## Stated problem
Wherever the word "lipo" shows up in a line, please copy that line.

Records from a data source
____________

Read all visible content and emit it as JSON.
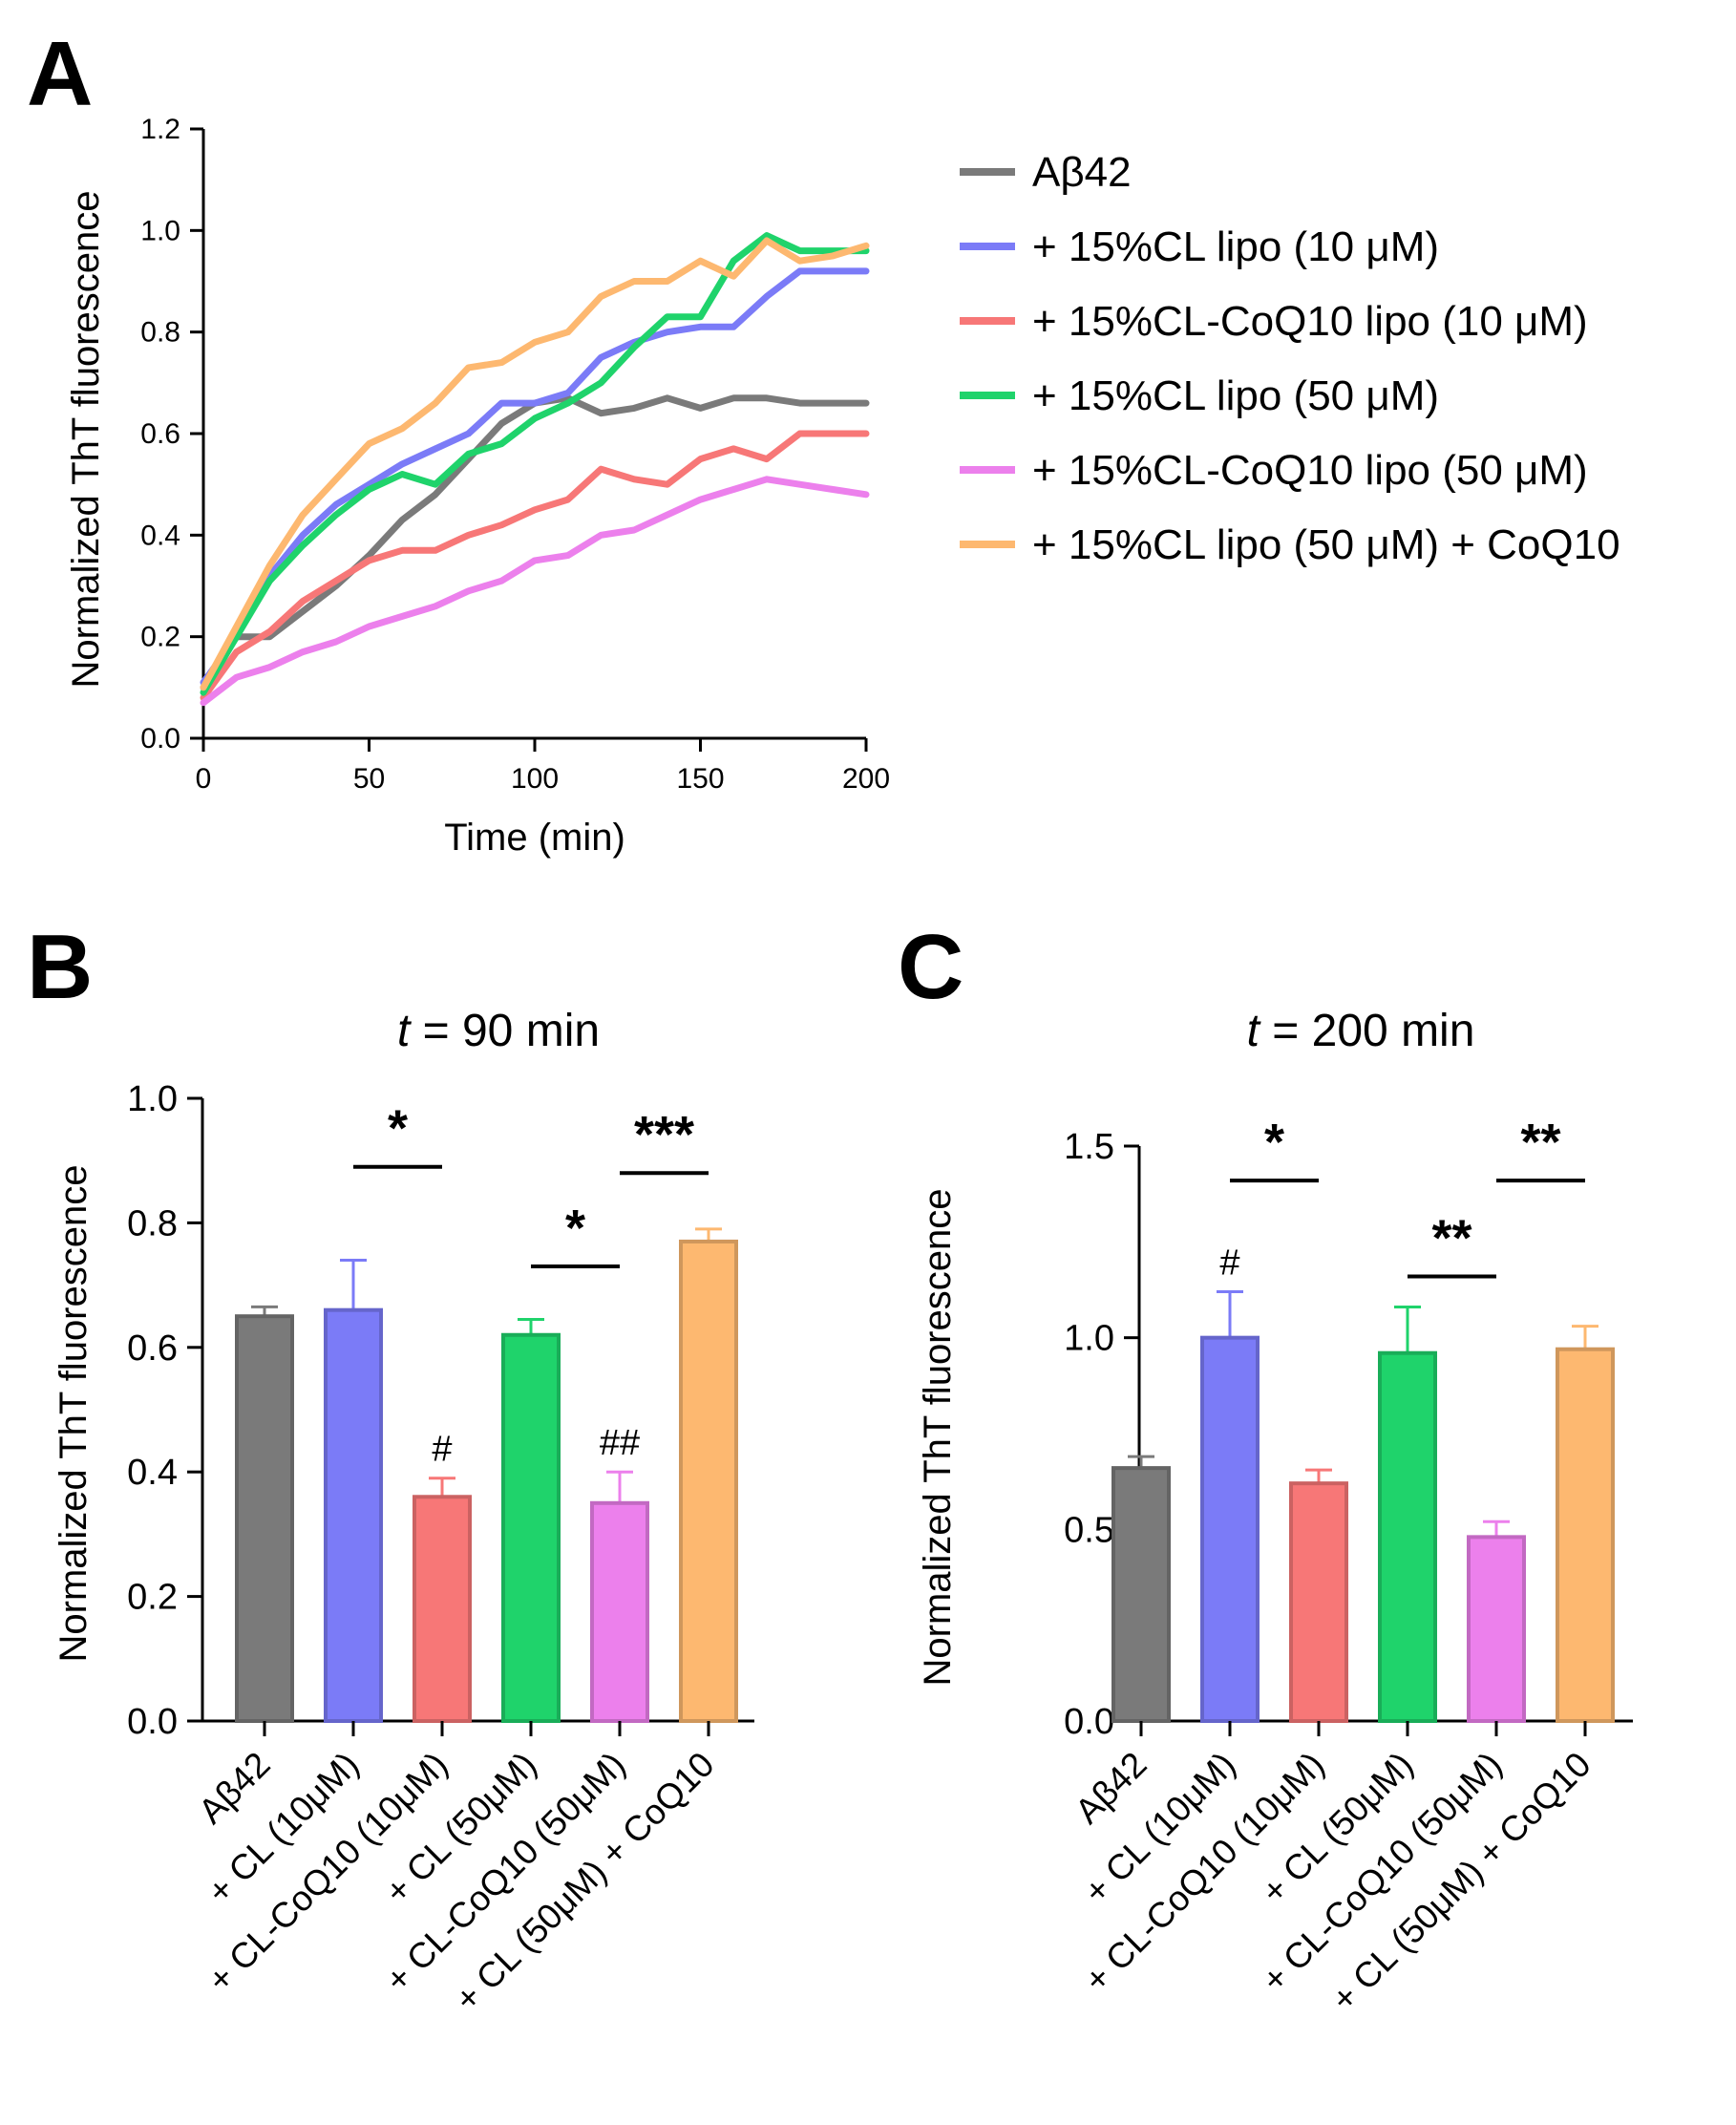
{
  "colors": {
    "abeta42": "#7a7a7a",
    "cl10": "#7b7bf7",
    "clcoq10_10": "#f77777",
    "cl50": "#1fd36b",
    "clcoq10_50": "#ec80ec",
    "cl50_coq10": "#fdb870"
  },
  "chart_data": [
    {
      "type": "line",
      "panel_label": "A",
      "xlabel": "Time (min)",
      "ylabel": "Normalized ThT fluorescence",
      "xlim": [
        0,
        200
      ],
      "ylim": [
        0,
        1.2
      ],
      "xticks": [
        0,
        50,
        100,
        150,
        200
      ],
      "yticks": [
        0.0,
        0.2,
        0.4,
        0.6,
        0.8,
        1.0,
        1.2
      ],
      "ytick_labels": [
        "0.0",
        "0.2",
        "0.4",
        "0.6",
        "0.8",
        "1.0",
        "1.2"
      ],
      "x": [
        0,
        10,
        20,
        30,
        40,
        50,
        60,
        70,
        80,
        90,
        100,
        110,
        120,
        130,
        140,
        150,
        160,
        170,
        180,
        190,
        200
      ],
      "series": [
        {
          "name": "Aβ42",
          "color_key": "abeta42",
          "values": [
            0.1,
            0.2,
            0.2,
            0.25,
            0.3,
            0.36,
            0.43,
            0.48,
            0.55,
            0.62,
            0.66,
            0.67,
            0.64,
            0.65,
            0.67,
            0.65,
            0.67,
            0.67,
            0.66,
            0.66,
            0.66
          ]
        },
        {
          "name": "+ 15%CL lipo (10 μM)",
          "color_key": "cl10",
          "values": [
            0.11,
            0.2,
            0.32,
            0.4,
            0.46,
            0.5,
            0.54,
            0.57,
            0.6,
            0.66,
            0.66,
            0.68,
            0.75,
            0.78,
            0.8,
            0.81,
            0.81,
            0.87,
            0.92,
            0.92,
            0.92
          ]
        },
        {
          "name": "+ 15%CL-CoQ10 lipo (10 μM)",
          "color_key": "clcoq10_10",
          "values": [
            0.08,
            0.17,
            0.21,
            0.27,
            0.31,
            0.35,
            0.37,
            0.37,
            0.4,
            0.42,
            0.45,
            0.47,
            0.53,
            0.51,
            0.5,
            0.55,
            0.57,
            0.55,
            0.6,
            0.6,
            0.6
          ]
        },
        {
          "name": "+ 15%CL lipo (50 μM)",
          "color_key": "cl50",
          "values": [
            0.09,
            0.2,
            0.31,
            0.38,
            0.44,
            0.49,
            0.52,
            0.5,
            0.56,
            0.58,
            0.63,
            0.66,
            0.7,
            0.77,
            0.83,
            0.83,
            0.94,
            0.99,
            0.96,
            0.96,
            0.96
          ]
        },
        {
          "name": "+ 15%CL-CoQ10 lipo (50 μM)",
          "color_key": "clcoq10_50",
          "values": [
            0.07,
            0.12,
            0.14,
            0.17,
            0.19,
            0.22,
            0.24,
            0.26,
            0.29,
            0.31,
            0.35,
            0.36,
            0.4,
            0.41,
            0.44,
            0.47,
            0.49,
            0.51,
            0.5,
            0.49,
            0.48
          ]
        },
        {
          "name": "+ 15%CL lipo (50 μM) + CoQ10",
          "color_key": "cl50_coq10",
          "values": [
            0.1,
            0.22,
            0.34,
            0.44,
            0.51,
            0.58,
            0.61,
            0.66,
            0.73,
            0.74,
            0.78,
            0.8,
            0.87,
            0.9,
            0.9,
            0.94,
            0.91,
            0.98,
            0.94,
            0.95,
            0.97
          ]
        }
      ],
      "legend": "right"
    },
    {
      "type": "bar",
      "panel_label": "B",
      "title_italic": "t",
      "title_rest": " = 90 min",
      "ylabel": "Normalized ThT fluorescence",
      "ylim": [
        0,
        1.0
      ],
      "yticks": [
        0.0,
        0.2,
        0.4,
        0.6,
        0.8,
        1.0
      ],
      "ytick_labels": [
        "0.0",
        "0.2",
        "0.4",
        "0.6",
        "0.8",
        "1.0"
      ],
      "categories": [
        "Aβ42",
        "+ CL (10μM)",
        "+ CL-CoQ10 (10μM)",
        "+ CL (50μM)",
        "+ CL-CoQ10 (50μM)",
        "+ CL (50μM) + CoQ10"
      ],
      "color_keys": [
        "abeta42",
        "cl10",
        "clcoq10_10",
        "cl50",
        "clcoq10_50",
        "cl50_coq10"
      ],
      "values": [
        0.65,
        0.66,
        0.36,
        0.62,
        0.35,
        0.77
      ],
      "errors": [
        0.015,
        0.08,
        0.03,
        0.025,
        0.05,
        0.02
      ],
      "hash_marks": [
        {
          "bar": 2,
          "label": "#"
        },
        {
          "bar": 4,
          "label": "##"
        }
      ],
      "significance": [
        {
          "from": 1,
          "to": 2,
          "y": 0.89,
          "label": "*"
        },
        {
          "from": 3,
          "to": 4,
          "y": 0.73,
          "label": "*"
        },
        {
          "from": 4,
          "to": 5,
          "y": 0.88,
          "label": "***"
        }
      ]
    },
    {
      "type": "bar",
      "panel_label": "C",
      "title_italic": "t",
      "title_rest": " = 200 min",
      "ylabel": "Normalized ThT fluorescence",
      "ylim": [
        0,
        1.5
      ],
      "yticks": [
        0.0,
        0.5,
        1.0,
        1.5
      ],
      "ytick_labels": [
        "0.0",
        "0.5",
        "1.0",
        "1.5"
      ],
      "categories": [
        "Aβ42",
        "+ CL (10μM)",
        "+ CL-CoQ10 (10μM)",
        "+ CL (50μM)",
        "+ CL-CoQ10 (50μM)",
        "+ CL (50μM) + CoQ10"
      ],
      "color_keys": [
        "abeta42",
        "cl10",
        "clcoq10_10",
        "cl50",
        "clcoq10_50",
        "cl50_coq10"
      ],
      "values": [
        0.66,
        1.0,
        0.62,
        0.96,
        0.48,
        0.97
      ],
      "errors": [
        0.03,
        0.12,
        0.035,
        0.12,
        0.04,
        0.06
      ],
      "hash_marks": [
        {
          "bar": 1,
          "label": "#"
        }
      ],
      "significance": [
        {
          "from": 1,
          "to": 2,
          "y": 1.41,
          "label": "*"
        },
        {
          "from": 3,
          "to": 4,
          "y": 1.16,
          "label": "**"
        },
        {
          "from": 4,
          "to": 5,
          "y": 1.41,
          "label": "**"
        }
      ]
    }
  ]
}
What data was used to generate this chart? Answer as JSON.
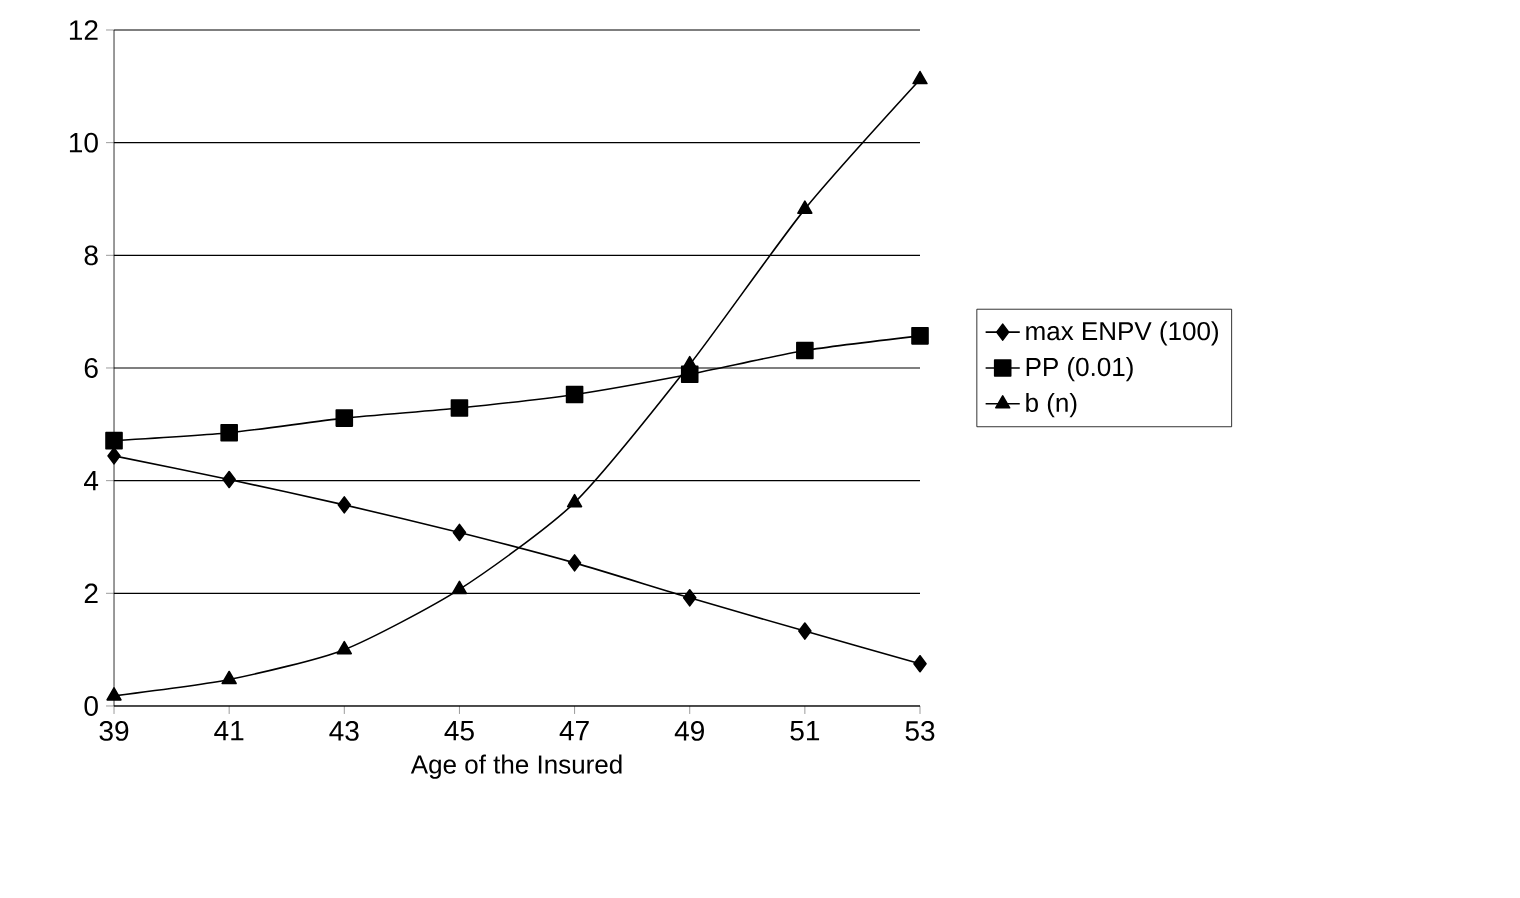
{
  "chart_data": {
    "type": "line",
    "xlabel": "Age of the Insured",
    "categories": [
      "39",
      "41",
      "43",
      "45",
      "47",
      "49",
      "51",
      "53"
    ],
    "series": [
      {
        "name": "max ENPV (100)",
        "color": "#000000",
        "marker": "diamond",
        "values": [
          4.44,
          4.02,
          3.57,
          3.08,
          2.54,
          1.92,
          1.33,
          0.75
        ]
      },
      {
        "name": "PP (0.01)",
        "color": "#000000",
        "marker": "square",
        "values": [
          4.71,
          4.85,
          5.11,
          5.29,
          5.53,
          5.89,
          6.31,
          6.57
        ]
      },
      {
        "name": "b (n)",
        "color": "#000000",
        "marker": "triangle",
        "values": [
          0.18,
          0.47,
          1.0,
          2.07,
          3.61,
          6.06,
          8.82,
          11.12
        ]
      }
    ],
    "ylim": [
      0,
      12
    ],
    "yticks": [
      0,
      2,
      4,
      6,
      8,
      10,
      12
    ],
    "grid": "y",
    "legend": "right",
    "line_style": "solid"
  }
}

____________

## Task response
          "name": "+ 15%CL lipo (10 μM)",
          "name": "+ 15%CL-CoQ10 lipo (10 μM)",
          "name": "+ 15%CL lipo (50 μM)",
          "name": "+ 15%CL-CoQ10 lipo (50 μM)",
          "name": "+ 15%CL lipo (50 μM) + CoQ10",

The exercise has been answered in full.